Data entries
========================================

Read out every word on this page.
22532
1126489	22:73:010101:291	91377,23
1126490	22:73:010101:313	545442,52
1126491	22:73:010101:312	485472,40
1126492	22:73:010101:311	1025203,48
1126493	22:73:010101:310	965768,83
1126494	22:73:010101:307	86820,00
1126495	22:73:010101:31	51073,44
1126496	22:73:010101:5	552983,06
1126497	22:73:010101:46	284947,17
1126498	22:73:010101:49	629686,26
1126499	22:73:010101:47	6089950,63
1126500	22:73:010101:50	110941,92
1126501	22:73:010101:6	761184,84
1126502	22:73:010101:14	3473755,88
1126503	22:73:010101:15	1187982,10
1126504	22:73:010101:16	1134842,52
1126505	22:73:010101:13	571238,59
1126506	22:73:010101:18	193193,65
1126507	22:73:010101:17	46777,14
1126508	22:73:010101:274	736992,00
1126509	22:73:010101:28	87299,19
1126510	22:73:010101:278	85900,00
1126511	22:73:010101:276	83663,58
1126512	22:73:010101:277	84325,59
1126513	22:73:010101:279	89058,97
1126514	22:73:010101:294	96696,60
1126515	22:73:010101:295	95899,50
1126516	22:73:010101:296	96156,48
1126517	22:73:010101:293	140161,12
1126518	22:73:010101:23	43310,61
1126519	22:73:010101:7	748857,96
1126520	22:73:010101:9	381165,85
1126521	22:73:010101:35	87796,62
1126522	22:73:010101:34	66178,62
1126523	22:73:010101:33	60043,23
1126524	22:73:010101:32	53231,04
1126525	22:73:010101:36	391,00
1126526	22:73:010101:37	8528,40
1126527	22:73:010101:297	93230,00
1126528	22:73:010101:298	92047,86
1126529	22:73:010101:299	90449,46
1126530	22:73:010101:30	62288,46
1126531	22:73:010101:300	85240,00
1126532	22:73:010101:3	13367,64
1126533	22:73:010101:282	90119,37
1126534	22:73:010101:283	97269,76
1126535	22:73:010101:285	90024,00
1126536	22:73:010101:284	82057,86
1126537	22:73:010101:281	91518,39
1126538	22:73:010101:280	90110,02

========================================

## Problem description
Give the data again, exactly as it stands.

## Response below
Read out every word on this page.
22532
1126489	22:73:010101:291	91377,23
1126490	22:73:010101:313	545442,52
1126491	22:73:010101:312	485472,40
1126492	22:73:010101:311	1025203,48
1126493	22:73:010101:310	965768,83
1126494	22:73:010101:307	86820,00
1126495	22:73:010101:31	51073,44
1126496	22:73:010101:5	552983,06
1126497	22:73:010101:46	284947,17
1126498	22:73:010101:49	629686,26
1126499	22:73:010101:47	6089950,63
1126500	22:73:010101:50	110941,92
1126501	22:73:010101:6	761184,84
1126502	22:73:010101:14	3473755,88
1126503	22:73:010101:15	1187982,10
1126504	22:73:010101:16	1134842,52
1126505	22:73:010101:13	571238,59
1126506	22:73:010101:18	193193,65
1126507	22:73:010101:17	46777,14
1126508	22:73:010101:274	736992,00
1126509	22:73:010101:28	87299,19
1126510	22:73:010101:278	85900,00
1126511	22:73:010101:276	83663,58
1126512	22:73:010101:277	84325,59
1126513	22:73:010101:279	89058,97
1126514	22:73:010101:294	96696,60
1126515	22:73:010101:295	95899,50
1126516	22:73:010101:296	96156,48
1126517	22:73:010101:293	140161,12
1126518	22:73:010101:23	43310,61
1126519	22:73:010101:7	748857,96
1126520	22:73:010101:9	381165,85
1126521	22:73:010101:35	87796,62
1126522	22:73:010101:34	66178,62
1126523	22:73:010101:33	60043,23
1126524	22:73:010101:32	53231,04
1126525	22:73:010101:36	391,00
1126526	22:73:010101:37	8528,40
1126527	22:73:010101:297	93230,00
1126528	22:73:010101:298	92047,86
1126529	22:73:010101:299	90449,46
1126530	22:73:010101:30	62288,46
1126531	22:73:010101:300	85240,00
1126532	22:73:010101:3	13367,64
1126533	22:73:010101:282	90119,37
1126534	22:73:010101:283	97269,76
1126535	22:73:010101:285	90024,00
1126536	22:73:010101:284	82057,86
1126537	22:73:010101:281	91518,39
1126538	22:73:010101:280	90110,02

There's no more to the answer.